[Dataset rows about figures]
--- Begin ---

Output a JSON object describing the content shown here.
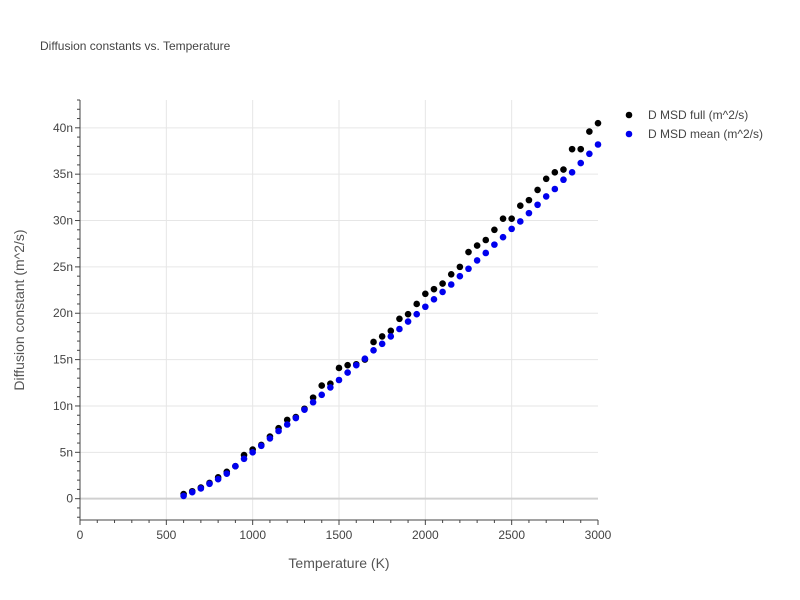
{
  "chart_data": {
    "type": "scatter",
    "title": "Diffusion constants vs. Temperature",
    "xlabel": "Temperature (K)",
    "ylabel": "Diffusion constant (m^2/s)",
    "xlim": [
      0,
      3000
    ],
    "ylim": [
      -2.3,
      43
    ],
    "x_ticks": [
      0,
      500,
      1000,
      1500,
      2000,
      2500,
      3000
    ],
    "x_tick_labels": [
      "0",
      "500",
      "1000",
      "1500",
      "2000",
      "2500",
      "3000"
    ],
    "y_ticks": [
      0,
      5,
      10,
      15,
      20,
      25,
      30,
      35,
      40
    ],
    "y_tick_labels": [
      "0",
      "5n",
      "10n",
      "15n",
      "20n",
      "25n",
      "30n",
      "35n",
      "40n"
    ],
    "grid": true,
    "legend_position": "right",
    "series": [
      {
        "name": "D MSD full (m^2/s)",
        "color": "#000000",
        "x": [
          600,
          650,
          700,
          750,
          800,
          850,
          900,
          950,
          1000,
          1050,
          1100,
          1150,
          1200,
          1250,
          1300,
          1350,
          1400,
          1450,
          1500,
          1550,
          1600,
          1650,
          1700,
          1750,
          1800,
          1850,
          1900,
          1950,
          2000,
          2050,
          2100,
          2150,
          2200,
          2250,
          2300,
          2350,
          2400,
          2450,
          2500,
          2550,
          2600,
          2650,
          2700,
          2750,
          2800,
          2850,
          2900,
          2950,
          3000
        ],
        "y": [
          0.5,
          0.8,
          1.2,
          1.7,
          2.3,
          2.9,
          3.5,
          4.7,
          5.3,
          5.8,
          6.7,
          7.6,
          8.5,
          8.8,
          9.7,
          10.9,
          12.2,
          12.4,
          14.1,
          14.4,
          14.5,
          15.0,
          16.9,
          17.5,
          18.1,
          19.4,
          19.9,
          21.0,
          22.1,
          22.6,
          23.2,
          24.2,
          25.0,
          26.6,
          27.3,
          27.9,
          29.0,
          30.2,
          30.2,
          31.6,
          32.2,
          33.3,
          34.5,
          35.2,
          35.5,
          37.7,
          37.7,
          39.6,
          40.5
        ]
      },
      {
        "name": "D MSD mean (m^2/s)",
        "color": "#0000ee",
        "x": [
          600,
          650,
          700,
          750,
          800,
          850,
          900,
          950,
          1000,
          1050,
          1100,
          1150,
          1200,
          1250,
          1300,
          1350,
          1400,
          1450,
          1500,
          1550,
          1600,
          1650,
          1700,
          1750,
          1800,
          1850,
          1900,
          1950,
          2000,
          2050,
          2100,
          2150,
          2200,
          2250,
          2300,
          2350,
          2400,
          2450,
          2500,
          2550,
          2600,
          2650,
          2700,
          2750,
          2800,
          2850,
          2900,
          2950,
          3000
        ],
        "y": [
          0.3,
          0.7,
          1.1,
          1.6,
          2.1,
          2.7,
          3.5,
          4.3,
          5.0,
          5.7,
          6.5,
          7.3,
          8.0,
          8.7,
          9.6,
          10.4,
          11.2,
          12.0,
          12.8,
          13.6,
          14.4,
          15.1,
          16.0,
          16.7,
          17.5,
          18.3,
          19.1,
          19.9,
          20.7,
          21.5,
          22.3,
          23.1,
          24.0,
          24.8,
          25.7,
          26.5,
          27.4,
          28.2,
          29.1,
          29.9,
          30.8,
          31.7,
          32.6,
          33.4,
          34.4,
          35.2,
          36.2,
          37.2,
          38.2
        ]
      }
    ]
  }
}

--- End ---

## Work instructions:
From the entries above, copy every line containing the word "Temperature".

## Finished answer:
    "title": "Diffusion constants vs. Temperature",
    "xlabel": "Temperature (K)",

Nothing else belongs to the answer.